■ **ENTRIES PROVIDED**
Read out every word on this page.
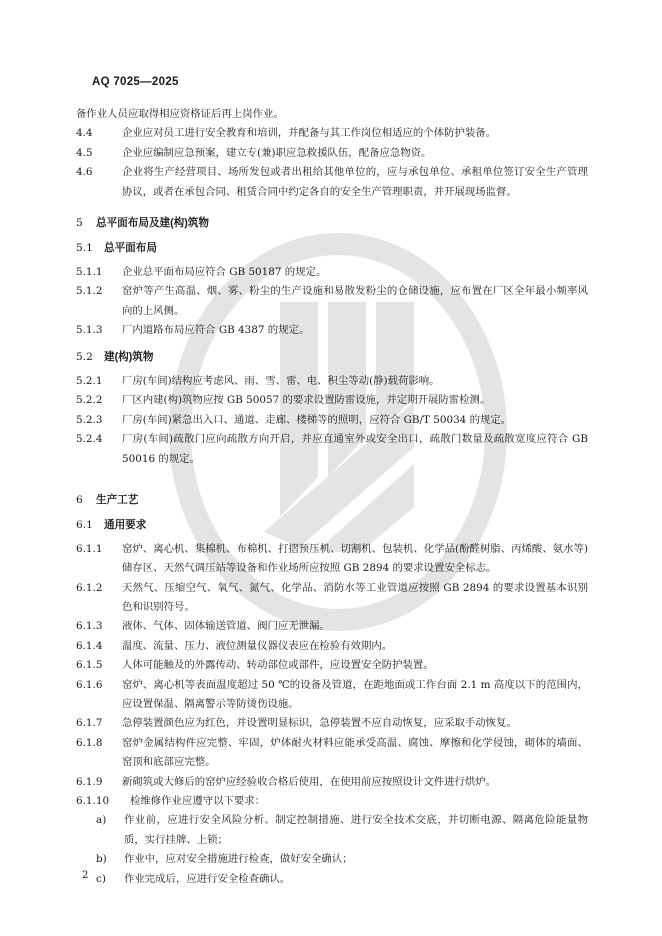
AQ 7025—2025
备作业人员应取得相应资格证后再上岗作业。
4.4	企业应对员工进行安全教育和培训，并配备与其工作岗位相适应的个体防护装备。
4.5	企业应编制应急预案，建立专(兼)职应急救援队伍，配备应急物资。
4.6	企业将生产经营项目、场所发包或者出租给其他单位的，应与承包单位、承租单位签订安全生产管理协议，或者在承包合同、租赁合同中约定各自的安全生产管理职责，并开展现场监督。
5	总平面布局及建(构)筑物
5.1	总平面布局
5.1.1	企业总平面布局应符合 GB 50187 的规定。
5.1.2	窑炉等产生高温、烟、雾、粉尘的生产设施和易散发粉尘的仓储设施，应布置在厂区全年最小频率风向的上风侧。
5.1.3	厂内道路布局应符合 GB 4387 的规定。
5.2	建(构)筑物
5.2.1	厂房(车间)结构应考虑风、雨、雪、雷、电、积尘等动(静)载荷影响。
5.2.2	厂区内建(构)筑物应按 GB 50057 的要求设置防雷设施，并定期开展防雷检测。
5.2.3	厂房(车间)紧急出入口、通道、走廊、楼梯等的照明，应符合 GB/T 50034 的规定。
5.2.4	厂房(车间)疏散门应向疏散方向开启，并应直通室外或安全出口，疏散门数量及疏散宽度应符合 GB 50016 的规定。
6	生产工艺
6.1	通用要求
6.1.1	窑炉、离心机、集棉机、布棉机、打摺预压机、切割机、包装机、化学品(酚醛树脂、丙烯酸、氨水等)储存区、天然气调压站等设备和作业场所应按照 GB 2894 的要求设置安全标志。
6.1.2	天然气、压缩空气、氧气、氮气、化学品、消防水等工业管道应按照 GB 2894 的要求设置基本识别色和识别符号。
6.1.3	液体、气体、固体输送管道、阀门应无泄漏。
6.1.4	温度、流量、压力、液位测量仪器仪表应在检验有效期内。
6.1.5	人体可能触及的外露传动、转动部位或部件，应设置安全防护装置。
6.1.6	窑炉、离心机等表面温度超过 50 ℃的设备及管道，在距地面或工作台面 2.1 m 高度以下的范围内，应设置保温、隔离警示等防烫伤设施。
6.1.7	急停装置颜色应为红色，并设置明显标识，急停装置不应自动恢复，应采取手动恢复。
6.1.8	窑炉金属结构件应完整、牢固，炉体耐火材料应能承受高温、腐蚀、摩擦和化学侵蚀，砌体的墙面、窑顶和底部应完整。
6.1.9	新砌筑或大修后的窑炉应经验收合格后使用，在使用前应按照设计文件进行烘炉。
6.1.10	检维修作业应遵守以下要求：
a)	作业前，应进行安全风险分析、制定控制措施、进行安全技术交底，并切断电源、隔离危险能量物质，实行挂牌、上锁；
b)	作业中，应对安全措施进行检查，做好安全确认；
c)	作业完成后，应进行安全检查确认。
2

■ **WRITTEN INSTRUCTION**
Reproduce the material above in full and without alteration, but skip all pictures.

■ **THE ANSWER**
Read out every word on this page.
AQ 7025—2025
备作业人员应取得相应资格证后再上岗作业。
4.4	企业应对员工进行安全教育和培训，并配备与其工作岗位相适应的个体防护装备。
4.5	企业应编制应急预案，建立专(兼)职应急救援队伍，配备应急物资。
4.6	企业将生产经营项目、场所发包或者出租给其他单位的，应与承包单位、承租单位签订安全生产管理协议，或者在承包合同、租赁合同中约定各自的安全生产管理职责，并开展现场监督。
5	总平面布局及建(构)筑物
5.1	总平面布局
5.1.1	企业总平面布局应符合 GB 50187 的规定。
5.1.2	窑炉等产生高温、烟、雾、粉尘的生产设施和易散发粉尘的仓储设施，应布置在厂区全年最小频率风向的上风侧。
5.1.3	厂内道路布局应符合 GB 4387 的规定。
5.2	建(构)筑物
5.2.1	厂房(车间)结构应考虑风、雨、雪、雷、电、积尘等动(静)载荷影响。
5.2.2	厂区内建(构)筑物应按 GB 50057 的要求设置防雷设施，并定期开展防雷检测。
5.2.3	厂房(车间)紧急出入口、通道、走廊、楼梯等的照明，应符合 GB/T 50034 的规定。
5.2.4	厂房(车间)疏散门应向疏散方向开启，并应直通室外或安全出口，疏散门数量及疏散宽度应符合 GB 50016 的规定。
6	生产工艺
6.1	通用要求
6.1.1	窑炉、离心机、集棉机、布棉机、打摺预压机、切割机、包装机、化学品(酚醛树脂、丙烯酸、氨水等)储存区、天然气调压站等设备和作业场所应按照 GB 2894 的要求设置安全标志。
6.1.2	天然气、压缩空气、氧气、氮气、化学品、消防水等工业管道应按照 GB 2894 的要求设置基本识别色和识别符号。
6.1.3	液体、气体、固体输送管道、阀门应无泄漏。
6.1.4	温度、流量、压力、液位测量仪器仪表应在检验有效期内。
6.1.5	人体可能触及的外露传动、转动部位或部件，应设置安全防护装置。
6.1.6	窑炉、离心机等表面温度超过 50 ℃的设备及管道，在距地面或工作台面 2.1 m 高度以下的范围内，应设置保温、隔离警示等防烫伤设施。
6.1.7	急停装置颜色应为红色，并设置明显标识，急停装置不应自动恢复，应采取手动恢复。
6.1.8	窑炉金属结构件应完整、牢固，炉体耐火材料应能承受高温、腐蚀、摩擦和化学侵蚀，砌体的墙面、窑顶和底部应完整。
6.1.9	新砌筑或大修后的窑炉应经验收合格后使用，在使用前应按照设计文件进行烘炉。
6.1.10	检维修作业应遵守以下要求：
a)	作业前，应进行安全风险分析、制定控制措施、进行安全技术交底，并切断电源、隔离危险能量物质，实行挂牌、上锁；
b)	作业中，应对安全措施进行检查，做好安全确认；
c)	作业完成后，应进行安全检查确认。
2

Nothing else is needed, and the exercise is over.